── Listed entries ──
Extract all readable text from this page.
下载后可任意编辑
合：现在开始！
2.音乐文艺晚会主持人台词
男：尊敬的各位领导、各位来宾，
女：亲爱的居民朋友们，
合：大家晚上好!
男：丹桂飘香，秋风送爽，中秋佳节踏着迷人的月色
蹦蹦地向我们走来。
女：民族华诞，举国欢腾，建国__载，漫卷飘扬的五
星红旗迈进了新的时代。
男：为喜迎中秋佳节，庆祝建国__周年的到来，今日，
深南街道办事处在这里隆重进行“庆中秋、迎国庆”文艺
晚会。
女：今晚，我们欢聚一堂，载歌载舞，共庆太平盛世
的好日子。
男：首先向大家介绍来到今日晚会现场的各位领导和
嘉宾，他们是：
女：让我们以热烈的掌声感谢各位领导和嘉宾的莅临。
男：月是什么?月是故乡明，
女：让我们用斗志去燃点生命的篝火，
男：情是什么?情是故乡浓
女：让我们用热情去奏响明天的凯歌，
───
Your task is to print all of the records exactly.

◆ **Written solution**:
Extract all readable text from this page.
下载后可任意编辑
合：现在开始！
2.音乐文艺晚会主持人台词
男：尊敬的各位领导、各位来宾，
女：亲爱的居民朋友们，
合：大家晚上好!
男：丹桂飘香，秋风送爽，中秋佳节踏着迷人的月色
蹦蹦地向我们走来。
女：民族华诞，举国欢腾，建国__载，漫卷飘扬的五
星红旗迈进了新的时代。
男：为喜迎中秋佳节，庆祝建国__周年的到来，今日，
深南街道办事处在这里隆重进行“庆中秋、迎国庆”文艺
晚会。
女：今晚，我们欢聚一堂，载歌载舞，共庆太平盛世
的好日子。
男：首先向大家介绍来到今日晚会现场的各位领导和
嘉宾，他们是：
女：让我们以热烈的掌声感谢各位领导和嘉宾的莅临。
男：月是什么?月是故乡明，
女：让我们用斗志去燃点生命的篝火，
男：情是什么?情是故乡浓
女：让我们用热情去奏响明天的凯歌，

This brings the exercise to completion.